/---

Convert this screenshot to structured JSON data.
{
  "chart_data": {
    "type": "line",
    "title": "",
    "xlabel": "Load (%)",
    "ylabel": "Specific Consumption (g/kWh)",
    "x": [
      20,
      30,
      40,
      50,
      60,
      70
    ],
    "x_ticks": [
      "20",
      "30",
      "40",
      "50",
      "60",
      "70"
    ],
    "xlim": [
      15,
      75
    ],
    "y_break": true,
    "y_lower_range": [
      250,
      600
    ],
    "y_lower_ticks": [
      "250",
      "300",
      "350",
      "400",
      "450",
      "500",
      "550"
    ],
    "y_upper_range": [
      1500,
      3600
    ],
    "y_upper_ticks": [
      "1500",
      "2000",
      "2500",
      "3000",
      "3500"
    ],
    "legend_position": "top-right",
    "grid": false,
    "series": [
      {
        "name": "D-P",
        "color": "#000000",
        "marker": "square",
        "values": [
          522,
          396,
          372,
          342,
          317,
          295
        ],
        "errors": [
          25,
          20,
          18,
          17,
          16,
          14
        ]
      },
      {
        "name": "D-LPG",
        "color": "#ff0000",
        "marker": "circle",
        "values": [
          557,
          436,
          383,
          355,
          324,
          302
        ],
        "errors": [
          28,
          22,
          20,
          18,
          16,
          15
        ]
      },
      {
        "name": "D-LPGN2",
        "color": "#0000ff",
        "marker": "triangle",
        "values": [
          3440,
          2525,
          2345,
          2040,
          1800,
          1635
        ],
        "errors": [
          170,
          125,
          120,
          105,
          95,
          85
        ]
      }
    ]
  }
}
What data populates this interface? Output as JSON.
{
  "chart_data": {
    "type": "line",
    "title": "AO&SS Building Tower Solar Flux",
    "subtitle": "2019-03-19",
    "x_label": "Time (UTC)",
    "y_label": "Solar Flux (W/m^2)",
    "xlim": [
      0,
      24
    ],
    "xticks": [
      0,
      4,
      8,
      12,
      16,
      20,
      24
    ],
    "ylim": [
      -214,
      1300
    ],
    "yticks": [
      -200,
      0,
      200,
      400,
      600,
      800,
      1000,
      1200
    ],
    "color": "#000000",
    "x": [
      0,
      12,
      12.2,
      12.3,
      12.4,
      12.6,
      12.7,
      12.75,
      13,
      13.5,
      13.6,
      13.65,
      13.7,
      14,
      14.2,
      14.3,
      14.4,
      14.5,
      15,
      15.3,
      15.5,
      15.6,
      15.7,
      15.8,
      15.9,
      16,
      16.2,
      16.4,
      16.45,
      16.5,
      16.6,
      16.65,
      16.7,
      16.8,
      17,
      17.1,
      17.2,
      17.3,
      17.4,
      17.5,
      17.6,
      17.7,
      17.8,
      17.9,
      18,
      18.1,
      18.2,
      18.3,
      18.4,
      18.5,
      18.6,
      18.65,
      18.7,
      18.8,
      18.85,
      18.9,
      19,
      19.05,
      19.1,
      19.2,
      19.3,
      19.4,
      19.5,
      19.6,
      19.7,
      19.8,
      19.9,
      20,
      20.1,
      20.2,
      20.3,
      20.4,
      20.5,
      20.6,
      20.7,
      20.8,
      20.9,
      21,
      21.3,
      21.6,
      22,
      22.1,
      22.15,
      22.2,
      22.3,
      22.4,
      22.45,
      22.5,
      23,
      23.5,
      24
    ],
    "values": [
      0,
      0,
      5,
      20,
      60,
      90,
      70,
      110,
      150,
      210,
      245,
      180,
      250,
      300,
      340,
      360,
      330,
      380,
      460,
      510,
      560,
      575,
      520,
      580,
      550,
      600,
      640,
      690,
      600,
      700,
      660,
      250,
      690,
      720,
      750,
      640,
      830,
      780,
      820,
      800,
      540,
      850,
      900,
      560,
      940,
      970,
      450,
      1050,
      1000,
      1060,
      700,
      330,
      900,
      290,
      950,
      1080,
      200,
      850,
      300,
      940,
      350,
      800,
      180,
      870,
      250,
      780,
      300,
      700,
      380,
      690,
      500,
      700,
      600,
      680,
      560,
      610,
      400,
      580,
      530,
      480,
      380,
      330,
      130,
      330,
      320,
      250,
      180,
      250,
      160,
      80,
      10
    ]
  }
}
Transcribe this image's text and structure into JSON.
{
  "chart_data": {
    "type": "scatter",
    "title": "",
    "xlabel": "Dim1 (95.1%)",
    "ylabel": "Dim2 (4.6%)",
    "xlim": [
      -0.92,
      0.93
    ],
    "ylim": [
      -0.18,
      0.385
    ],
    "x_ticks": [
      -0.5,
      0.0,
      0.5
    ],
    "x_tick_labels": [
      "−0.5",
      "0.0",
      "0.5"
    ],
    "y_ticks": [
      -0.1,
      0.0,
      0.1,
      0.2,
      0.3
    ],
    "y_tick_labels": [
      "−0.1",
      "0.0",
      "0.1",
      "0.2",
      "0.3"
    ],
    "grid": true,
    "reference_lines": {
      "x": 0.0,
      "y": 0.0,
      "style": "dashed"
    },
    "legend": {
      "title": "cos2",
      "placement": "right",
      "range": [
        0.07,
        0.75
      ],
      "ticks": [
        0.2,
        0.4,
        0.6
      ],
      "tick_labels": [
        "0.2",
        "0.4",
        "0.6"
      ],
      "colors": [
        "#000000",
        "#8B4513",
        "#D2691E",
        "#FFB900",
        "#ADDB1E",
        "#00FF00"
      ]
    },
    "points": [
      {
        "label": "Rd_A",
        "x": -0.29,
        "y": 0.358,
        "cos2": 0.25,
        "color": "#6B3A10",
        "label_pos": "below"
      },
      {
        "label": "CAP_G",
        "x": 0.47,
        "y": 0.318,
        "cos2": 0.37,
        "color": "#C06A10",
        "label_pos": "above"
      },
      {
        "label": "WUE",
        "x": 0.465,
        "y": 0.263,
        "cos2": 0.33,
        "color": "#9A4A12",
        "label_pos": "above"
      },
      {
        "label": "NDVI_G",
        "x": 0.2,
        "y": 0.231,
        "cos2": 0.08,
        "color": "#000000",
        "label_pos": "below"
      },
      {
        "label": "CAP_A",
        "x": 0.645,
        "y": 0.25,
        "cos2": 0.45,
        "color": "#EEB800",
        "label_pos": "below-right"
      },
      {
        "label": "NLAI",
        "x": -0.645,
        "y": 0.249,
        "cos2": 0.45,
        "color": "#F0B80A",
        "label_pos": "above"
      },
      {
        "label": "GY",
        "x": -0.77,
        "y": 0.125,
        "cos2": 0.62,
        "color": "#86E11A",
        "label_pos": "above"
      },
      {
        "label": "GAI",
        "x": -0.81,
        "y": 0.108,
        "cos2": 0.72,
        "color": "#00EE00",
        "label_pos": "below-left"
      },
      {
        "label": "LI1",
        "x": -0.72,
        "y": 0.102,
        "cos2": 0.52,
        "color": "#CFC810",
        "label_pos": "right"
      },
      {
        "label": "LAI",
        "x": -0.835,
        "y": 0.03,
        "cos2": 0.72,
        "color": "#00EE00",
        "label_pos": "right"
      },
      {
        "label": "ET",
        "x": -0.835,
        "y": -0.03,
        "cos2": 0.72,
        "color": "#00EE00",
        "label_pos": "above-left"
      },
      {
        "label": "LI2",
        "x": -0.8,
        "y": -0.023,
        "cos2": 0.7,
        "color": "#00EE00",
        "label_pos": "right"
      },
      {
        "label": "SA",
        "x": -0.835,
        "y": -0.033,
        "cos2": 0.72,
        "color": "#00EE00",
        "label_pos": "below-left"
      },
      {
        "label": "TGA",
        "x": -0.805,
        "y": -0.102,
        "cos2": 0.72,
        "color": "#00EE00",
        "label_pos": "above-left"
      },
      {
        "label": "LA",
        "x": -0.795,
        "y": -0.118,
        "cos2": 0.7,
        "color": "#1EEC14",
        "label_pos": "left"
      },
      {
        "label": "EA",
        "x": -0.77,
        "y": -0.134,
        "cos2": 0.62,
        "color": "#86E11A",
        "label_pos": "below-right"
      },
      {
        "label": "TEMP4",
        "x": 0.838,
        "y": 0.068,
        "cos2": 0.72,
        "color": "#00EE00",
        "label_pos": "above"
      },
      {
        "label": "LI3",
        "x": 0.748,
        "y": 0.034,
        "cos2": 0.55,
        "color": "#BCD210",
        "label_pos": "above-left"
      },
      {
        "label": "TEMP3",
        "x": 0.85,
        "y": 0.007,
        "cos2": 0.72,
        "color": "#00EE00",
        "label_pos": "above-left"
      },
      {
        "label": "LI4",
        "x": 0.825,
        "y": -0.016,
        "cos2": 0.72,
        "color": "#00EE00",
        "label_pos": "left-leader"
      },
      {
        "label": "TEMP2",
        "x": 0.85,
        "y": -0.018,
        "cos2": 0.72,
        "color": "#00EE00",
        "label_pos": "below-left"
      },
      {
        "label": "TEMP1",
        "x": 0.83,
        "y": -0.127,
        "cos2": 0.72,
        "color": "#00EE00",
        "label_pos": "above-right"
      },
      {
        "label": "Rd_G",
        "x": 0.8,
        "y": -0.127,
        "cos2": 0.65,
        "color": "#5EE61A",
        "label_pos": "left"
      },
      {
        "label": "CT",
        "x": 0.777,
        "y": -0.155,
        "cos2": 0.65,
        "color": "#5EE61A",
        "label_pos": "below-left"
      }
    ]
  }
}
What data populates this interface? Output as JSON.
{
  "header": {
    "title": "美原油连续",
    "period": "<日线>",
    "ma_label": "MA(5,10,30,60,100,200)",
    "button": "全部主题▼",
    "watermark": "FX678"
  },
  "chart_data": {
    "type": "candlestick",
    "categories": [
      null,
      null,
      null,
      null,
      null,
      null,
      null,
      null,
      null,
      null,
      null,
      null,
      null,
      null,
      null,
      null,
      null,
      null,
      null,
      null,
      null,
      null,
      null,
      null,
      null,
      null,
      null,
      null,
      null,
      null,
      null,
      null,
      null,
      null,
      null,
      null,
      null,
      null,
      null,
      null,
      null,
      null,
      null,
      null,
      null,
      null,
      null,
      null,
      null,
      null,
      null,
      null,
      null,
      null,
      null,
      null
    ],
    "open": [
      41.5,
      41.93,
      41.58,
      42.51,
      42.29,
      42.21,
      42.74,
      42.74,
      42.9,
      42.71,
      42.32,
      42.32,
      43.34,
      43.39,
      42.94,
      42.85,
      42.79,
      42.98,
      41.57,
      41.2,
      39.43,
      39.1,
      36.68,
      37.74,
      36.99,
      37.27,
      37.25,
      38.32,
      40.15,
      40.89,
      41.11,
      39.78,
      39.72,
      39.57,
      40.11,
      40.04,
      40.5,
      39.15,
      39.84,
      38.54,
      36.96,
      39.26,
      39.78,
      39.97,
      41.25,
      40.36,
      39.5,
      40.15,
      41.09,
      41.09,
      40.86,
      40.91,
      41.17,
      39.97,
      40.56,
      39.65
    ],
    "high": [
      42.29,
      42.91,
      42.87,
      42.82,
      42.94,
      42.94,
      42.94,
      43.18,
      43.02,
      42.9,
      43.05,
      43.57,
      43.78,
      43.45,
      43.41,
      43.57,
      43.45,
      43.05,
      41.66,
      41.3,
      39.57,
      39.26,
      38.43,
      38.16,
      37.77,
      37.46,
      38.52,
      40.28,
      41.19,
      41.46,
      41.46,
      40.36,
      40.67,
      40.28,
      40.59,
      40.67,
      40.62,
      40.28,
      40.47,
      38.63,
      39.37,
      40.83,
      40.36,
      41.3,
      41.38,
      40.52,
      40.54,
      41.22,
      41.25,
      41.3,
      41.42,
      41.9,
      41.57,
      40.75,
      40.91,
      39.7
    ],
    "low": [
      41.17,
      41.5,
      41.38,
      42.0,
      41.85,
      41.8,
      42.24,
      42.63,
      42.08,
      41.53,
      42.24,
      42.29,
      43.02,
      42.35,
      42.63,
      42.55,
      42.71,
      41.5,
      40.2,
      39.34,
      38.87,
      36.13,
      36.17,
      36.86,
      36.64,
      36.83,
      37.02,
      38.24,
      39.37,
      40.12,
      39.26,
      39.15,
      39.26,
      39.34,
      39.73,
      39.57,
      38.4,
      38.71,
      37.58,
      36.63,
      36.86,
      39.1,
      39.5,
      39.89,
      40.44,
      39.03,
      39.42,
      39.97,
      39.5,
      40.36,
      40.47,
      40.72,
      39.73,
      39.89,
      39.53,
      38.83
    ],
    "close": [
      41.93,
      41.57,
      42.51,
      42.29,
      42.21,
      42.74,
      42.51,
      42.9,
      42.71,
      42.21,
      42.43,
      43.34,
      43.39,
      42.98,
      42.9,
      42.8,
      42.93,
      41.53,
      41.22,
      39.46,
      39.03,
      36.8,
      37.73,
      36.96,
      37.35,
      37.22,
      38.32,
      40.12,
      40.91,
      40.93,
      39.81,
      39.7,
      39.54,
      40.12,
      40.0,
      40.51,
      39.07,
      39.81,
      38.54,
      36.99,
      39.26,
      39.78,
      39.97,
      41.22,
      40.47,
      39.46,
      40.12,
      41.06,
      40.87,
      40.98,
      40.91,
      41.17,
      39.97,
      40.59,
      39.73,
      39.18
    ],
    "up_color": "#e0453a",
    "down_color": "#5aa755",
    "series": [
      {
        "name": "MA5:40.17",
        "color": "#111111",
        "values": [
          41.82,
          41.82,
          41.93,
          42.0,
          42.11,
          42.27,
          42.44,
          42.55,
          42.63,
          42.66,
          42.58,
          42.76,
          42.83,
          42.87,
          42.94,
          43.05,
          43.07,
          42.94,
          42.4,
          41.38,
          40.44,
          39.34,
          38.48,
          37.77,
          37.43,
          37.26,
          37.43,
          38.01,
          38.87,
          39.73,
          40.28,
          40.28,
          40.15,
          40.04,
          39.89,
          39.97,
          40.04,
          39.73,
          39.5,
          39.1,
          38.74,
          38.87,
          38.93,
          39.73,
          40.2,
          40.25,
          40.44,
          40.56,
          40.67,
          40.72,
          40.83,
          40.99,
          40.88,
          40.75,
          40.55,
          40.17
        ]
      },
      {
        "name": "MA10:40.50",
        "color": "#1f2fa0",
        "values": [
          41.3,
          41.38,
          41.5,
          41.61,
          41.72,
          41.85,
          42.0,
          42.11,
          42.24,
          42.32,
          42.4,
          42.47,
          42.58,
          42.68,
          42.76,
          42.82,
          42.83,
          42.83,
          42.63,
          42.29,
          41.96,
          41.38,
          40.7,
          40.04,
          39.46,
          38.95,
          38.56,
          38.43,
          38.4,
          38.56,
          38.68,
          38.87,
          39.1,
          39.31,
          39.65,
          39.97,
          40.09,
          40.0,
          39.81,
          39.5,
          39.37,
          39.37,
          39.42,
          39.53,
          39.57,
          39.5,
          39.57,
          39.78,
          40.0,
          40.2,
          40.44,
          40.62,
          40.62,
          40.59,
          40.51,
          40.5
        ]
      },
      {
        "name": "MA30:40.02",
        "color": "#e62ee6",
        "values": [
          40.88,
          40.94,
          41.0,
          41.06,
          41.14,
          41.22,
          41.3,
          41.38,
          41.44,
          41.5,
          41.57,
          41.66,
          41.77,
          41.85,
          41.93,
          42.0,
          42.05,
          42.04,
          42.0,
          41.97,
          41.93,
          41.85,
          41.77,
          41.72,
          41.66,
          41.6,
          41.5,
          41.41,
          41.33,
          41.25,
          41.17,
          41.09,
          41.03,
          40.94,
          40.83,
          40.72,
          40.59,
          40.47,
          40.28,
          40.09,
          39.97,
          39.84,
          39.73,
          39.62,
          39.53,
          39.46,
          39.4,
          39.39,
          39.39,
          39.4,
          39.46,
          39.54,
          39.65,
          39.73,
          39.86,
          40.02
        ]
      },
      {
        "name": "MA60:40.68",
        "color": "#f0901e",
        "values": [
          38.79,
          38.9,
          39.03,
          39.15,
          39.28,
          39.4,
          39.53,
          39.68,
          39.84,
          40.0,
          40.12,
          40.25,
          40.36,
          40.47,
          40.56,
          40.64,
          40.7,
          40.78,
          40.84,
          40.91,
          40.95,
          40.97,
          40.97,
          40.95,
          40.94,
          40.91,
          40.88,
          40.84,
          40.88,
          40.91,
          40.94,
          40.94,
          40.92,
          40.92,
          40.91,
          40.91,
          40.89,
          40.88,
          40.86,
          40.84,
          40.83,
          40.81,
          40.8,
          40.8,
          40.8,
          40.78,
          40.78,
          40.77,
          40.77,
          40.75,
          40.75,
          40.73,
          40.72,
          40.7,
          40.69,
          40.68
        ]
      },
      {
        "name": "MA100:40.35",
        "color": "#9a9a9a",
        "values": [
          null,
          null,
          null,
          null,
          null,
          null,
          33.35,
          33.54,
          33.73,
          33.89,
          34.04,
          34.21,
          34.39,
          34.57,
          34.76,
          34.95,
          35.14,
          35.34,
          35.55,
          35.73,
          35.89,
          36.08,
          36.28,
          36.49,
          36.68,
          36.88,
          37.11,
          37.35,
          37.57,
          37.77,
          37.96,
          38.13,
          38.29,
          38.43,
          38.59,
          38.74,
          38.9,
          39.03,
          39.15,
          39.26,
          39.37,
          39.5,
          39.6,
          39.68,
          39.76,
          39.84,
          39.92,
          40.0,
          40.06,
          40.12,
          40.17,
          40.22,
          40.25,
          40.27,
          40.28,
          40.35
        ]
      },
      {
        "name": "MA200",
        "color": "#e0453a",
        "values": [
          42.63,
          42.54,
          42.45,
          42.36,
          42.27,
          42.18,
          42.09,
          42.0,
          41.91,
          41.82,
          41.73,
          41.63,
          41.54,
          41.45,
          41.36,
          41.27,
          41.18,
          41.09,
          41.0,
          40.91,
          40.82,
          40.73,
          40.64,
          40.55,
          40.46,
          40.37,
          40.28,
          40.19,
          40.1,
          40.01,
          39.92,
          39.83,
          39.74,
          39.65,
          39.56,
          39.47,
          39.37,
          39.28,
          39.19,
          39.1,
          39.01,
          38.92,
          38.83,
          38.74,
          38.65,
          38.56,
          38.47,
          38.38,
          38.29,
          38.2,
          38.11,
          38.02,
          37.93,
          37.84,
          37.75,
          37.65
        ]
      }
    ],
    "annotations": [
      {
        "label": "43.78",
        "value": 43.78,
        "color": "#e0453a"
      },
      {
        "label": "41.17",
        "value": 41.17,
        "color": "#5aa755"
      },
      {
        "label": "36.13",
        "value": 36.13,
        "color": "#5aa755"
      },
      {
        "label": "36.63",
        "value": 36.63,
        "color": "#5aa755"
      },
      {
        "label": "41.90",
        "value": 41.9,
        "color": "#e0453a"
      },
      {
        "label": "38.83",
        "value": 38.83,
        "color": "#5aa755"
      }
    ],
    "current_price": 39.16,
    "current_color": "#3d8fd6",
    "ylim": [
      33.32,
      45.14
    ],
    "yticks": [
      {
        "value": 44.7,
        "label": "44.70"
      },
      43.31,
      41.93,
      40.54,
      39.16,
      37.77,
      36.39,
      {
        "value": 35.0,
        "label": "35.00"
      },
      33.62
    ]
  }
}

\---

PROBLEM REQUIREMENTS
Copy out each line of the listing that holds "this".

FINAL RESULT
Convert this screenshot to structured JSON data.
What data populates this interface? Output as JSON.
Transcribe this image's text and structure into JSON.
What data populates this interface? Output as JSON.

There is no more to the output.